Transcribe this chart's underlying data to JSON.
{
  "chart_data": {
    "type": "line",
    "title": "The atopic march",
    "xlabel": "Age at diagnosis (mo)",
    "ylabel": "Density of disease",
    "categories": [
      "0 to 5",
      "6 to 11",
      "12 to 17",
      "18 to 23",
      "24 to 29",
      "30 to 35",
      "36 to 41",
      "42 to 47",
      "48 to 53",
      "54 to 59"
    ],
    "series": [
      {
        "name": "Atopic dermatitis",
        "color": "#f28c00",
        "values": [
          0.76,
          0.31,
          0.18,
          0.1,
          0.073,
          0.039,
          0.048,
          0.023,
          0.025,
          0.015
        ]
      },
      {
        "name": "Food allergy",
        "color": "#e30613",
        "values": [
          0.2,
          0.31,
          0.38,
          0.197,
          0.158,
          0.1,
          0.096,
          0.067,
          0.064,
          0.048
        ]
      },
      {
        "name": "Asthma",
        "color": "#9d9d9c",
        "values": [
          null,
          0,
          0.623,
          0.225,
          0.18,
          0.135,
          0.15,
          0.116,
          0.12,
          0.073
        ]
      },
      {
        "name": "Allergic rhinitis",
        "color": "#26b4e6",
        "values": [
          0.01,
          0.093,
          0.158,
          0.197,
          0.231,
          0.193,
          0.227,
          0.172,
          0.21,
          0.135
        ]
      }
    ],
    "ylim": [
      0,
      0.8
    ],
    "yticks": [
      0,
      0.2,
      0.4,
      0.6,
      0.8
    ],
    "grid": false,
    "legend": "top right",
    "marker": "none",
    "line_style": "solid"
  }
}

# # # # #

Every entry should be printed again exactly as it stands.

Transcribe this chart's underlying data to JSON.
{
  "chart_data": {
    "type": "line",
    "title": "The atopic march",
    "xlabel": "Age at diagnosis (mo)",
    "ylabel": "Density of disease",
    "categories": [
      "0 to 5",
      "6 to 11",
      "12 to 17",
      "18 to 23",
      "24 to 29",
      "30 to 35",
      "36 to 41",
      "42 to 47",
      "48 to 53",
      "54 to 59"
    ],
    "series": [
      {
        "name": "Atopic dermatitis",
        "color": "#f28c00",
        "values": [
          0.76,
          0.31,
          0.18,
          0.1,
          0.073,
          0.039,
          0.048,
          0.023,
          0.025,
          0.015
        ]
      },
      {
        "name": "Food allergy",
        "color": "#e30613",
        "values": [
          0.2,
          0.31,
          0.38,
          0.197,
          0.158,
          0.1,
          0.096,
          0.067,
          0.064,
          0.048
        ]
      },
      {
        "name": "Asthma",
        "color": "#9d9d9c",
        "values": [
          null,
          0,
          0.623,
          0.225,
          0.18,
          0.135,
          0.15,
          0.116,
          0.12,
          0.073
        ]
      },
      {
        "name": "Allergic rhinitis",
        "color": "#26b4e6",
        "values": [
          0.01,
          0.093,
          0.158,
          0.197,
          0.231,
          0.193,
          0.227,
          0.172,
          0.21,
          0.135
        ]
      }
    ],
    "ylim": [
      0,
      0.8
    ],
    "yticks": [
      0,
      0.2,
      0.4,
      0.6,
      0.8
    ],
    "grid": false,
    "legend": "top right",
    "marker": "none",
    "line_style": "solid"
  }
}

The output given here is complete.